For every line in the data below that contains "witness", copy the line.

+++ Material provided

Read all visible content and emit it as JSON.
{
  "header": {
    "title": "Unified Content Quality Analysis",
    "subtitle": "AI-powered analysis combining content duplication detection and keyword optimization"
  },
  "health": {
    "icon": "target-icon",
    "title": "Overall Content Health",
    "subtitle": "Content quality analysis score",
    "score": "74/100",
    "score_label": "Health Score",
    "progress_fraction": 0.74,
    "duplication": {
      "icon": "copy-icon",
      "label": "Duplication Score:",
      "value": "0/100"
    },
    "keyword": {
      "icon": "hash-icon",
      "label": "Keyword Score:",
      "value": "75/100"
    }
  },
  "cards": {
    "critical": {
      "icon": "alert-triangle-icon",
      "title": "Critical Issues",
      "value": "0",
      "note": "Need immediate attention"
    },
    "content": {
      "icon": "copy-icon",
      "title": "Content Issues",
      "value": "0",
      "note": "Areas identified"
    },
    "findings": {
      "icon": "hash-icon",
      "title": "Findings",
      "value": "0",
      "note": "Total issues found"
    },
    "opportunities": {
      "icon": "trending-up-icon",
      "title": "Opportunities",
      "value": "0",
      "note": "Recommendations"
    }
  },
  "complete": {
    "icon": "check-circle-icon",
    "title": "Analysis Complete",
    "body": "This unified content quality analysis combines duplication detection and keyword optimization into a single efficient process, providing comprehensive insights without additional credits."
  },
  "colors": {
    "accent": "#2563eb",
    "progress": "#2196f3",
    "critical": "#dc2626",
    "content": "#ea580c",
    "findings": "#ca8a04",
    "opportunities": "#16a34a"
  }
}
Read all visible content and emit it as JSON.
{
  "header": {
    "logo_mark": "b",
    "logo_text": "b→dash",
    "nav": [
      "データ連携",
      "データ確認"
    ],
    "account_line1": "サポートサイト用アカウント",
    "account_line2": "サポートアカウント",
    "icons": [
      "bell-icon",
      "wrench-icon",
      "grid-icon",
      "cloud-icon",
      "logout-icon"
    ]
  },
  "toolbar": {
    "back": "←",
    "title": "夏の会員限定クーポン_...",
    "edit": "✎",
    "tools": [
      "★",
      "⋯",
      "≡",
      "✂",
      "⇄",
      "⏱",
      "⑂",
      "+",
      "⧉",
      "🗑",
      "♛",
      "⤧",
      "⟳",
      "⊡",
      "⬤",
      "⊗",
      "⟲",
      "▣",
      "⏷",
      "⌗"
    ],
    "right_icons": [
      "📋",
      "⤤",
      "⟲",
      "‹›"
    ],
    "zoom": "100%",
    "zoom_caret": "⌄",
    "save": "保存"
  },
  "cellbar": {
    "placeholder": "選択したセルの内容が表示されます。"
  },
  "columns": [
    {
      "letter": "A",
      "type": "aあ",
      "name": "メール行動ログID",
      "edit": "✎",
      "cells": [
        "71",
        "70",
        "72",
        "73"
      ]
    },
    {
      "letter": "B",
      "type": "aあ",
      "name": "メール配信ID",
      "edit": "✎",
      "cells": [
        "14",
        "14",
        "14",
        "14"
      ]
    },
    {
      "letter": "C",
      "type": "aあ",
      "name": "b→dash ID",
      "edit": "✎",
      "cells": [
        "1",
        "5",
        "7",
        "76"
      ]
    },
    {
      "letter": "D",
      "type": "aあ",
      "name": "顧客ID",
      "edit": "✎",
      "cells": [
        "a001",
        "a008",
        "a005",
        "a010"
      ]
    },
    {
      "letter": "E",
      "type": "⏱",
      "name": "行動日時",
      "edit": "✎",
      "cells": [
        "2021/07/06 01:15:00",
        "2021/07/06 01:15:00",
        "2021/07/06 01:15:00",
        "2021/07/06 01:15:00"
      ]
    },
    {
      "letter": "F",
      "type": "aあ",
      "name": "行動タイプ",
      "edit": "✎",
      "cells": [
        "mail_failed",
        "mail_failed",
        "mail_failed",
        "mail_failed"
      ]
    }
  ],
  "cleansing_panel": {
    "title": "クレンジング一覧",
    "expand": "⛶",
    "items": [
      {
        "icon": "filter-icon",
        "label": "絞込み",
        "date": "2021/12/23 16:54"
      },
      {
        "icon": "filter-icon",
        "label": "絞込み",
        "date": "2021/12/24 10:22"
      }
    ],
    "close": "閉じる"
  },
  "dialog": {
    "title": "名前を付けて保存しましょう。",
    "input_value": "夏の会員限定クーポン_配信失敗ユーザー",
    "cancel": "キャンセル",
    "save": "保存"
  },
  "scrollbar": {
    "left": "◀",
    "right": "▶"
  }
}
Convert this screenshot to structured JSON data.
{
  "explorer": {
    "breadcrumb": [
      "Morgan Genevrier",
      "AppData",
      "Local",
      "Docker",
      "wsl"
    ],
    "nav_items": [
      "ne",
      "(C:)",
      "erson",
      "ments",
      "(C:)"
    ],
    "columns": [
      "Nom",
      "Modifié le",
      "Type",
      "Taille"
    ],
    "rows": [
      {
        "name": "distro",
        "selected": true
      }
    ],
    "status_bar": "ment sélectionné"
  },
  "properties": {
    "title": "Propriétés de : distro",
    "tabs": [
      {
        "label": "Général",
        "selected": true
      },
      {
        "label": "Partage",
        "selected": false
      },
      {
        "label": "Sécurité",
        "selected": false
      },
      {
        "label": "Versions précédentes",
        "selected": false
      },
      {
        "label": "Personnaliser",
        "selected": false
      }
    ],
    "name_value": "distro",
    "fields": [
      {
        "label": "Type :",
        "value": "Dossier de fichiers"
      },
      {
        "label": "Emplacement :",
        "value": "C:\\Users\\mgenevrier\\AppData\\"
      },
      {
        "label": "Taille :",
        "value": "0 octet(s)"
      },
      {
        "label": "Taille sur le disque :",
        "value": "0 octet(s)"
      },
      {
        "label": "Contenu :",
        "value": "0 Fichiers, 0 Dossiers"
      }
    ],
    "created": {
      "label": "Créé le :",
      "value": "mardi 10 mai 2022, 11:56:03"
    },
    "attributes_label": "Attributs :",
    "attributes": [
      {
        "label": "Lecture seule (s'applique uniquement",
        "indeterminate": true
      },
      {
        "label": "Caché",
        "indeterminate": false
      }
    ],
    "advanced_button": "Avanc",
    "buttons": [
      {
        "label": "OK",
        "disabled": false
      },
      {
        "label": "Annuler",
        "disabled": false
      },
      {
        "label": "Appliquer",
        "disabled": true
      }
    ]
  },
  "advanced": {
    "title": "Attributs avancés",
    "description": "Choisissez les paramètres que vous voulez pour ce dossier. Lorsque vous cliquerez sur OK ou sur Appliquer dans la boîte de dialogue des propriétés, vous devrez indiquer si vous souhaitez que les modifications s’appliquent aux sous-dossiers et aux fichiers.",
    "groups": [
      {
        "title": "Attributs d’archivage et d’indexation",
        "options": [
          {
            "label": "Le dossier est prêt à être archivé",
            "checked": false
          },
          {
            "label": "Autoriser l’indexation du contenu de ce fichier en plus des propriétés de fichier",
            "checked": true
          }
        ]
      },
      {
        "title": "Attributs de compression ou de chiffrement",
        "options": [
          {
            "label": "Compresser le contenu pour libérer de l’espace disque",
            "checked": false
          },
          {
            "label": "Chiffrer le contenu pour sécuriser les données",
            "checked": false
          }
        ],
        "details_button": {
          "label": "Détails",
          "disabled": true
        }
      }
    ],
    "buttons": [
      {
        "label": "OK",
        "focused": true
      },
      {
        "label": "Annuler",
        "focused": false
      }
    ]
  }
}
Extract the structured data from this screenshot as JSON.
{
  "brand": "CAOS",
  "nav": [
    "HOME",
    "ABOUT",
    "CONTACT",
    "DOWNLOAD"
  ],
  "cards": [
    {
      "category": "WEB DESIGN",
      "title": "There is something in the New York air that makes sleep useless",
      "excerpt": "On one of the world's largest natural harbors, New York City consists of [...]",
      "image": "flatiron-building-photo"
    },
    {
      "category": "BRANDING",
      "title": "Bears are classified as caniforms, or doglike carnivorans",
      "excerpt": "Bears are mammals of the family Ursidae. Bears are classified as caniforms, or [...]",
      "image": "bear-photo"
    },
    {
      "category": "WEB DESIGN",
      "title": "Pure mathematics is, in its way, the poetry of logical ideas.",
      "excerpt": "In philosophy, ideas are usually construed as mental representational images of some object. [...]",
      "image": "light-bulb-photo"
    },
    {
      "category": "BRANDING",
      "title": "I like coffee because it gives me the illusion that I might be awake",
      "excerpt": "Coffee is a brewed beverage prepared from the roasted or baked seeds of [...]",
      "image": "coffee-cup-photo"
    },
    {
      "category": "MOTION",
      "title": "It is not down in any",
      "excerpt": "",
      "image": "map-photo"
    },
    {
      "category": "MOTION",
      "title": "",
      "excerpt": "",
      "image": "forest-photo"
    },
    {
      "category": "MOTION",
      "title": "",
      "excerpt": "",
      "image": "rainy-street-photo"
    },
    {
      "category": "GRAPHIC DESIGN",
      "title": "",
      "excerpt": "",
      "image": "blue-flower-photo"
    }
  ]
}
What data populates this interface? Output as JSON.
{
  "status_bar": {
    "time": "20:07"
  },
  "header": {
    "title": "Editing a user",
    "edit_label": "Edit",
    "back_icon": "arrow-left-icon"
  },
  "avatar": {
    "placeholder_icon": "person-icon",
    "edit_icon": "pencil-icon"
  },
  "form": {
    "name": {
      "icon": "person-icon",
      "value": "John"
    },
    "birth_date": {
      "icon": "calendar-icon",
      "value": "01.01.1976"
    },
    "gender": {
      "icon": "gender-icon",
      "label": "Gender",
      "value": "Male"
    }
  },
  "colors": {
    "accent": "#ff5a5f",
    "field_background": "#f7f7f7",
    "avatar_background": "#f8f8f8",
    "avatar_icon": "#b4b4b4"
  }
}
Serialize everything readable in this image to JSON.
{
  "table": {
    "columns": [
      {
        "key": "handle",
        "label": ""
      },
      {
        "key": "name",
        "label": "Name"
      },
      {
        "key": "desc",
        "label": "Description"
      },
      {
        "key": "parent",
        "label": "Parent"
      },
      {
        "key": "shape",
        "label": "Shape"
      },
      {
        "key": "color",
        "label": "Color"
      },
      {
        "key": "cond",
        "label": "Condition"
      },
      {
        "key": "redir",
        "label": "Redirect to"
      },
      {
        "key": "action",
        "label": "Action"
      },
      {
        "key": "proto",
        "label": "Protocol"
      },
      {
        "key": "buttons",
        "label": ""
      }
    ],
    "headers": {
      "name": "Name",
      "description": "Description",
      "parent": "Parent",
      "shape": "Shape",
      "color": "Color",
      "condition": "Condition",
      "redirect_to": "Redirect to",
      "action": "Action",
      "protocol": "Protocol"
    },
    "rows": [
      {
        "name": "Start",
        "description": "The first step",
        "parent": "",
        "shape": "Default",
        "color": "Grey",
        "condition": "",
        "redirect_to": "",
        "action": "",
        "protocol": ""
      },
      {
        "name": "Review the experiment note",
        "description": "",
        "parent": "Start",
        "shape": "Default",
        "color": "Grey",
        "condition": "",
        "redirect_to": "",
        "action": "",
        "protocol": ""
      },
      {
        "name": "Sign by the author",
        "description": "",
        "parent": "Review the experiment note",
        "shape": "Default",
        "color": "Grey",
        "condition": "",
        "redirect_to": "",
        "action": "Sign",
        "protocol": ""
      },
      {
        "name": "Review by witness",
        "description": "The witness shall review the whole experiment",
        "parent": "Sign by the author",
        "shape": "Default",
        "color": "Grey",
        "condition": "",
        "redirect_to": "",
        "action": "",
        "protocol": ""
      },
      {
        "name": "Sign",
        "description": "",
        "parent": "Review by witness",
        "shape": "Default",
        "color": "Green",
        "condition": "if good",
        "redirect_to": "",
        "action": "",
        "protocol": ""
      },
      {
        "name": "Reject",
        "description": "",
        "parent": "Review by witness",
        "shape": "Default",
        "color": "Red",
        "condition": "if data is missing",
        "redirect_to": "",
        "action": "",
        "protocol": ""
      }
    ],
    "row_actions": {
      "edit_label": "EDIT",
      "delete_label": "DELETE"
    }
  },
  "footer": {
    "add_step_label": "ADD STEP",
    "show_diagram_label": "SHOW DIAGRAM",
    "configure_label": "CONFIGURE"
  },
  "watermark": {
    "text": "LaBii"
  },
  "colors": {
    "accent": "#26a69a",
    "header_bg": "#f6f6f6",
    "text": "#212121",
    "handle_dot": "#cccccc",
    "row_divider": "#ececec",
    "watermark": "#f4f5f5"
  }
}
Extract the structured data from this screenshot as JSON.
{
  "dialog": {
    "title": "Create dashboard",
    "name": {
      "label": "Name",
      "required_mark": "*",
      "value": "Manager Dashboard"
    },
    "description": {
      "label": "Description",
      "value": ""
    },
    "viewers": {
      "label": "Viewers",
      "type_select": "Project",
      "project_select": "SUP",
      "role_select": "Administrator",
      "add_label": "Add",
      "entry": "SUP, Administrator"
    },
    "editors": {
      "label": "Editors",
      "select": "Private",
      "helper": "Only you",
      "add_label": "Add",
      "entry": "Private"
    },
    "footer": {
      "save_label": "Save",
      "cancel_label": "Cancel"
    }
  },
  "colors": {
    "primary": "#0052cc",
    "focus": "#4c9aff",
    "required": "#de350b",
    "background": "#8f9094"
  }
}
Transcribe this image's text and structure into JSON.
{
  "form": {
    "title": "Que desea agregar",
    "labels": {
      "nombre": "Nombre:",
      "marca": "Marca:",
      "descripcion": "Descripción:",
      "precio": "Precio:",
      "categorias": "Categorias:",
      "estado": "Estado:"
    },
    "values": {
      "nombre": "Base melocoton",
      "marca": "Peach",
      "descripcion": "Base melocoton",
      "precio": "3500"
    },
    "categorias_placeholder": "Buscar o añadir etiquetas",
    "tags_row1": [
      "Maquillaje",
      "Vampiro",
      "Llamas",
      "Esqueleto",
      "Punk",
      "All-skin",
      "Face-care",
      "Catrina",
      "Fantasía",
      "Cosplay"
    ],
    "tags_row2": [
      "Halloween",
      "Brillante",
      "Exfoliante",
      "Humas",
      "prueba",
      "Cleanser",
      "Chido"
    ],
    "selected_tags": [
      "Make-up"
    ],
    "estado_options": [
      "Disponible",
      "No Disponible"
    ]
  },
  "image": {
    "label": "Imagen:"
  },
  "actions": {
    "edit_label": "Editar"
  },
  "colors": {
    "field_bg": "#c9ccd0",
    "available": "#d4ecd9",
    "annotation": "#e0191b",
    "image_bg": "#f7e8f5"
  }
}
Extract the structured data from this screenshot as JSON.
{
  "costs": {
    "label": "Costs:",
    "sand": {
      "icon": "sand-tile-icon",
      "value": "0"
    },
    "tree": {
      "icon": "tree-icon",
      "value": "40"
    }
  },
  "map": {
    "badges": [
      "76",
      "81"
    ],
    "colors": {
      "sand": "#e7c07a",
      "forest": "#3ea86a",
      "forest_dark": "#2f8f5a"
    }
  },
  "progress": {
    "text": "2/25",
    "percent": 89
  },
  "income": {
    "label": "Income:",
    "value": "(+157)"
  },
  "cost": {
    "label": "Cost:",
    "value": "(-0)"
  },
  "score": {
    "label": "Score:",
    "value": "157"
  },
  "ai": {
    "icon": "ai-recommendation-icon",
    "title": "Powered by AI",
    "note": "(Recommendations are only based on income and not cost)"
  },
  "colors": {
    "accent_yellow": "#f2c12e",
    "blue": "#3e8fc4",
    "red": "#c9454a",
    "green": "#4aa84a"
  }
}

++++++

Answer below ▸
        "name": "Review by witness",
        "description": "The witness shall review the whole experiment",
        "parent": "Review by witness",
        "parent": "Review by witness",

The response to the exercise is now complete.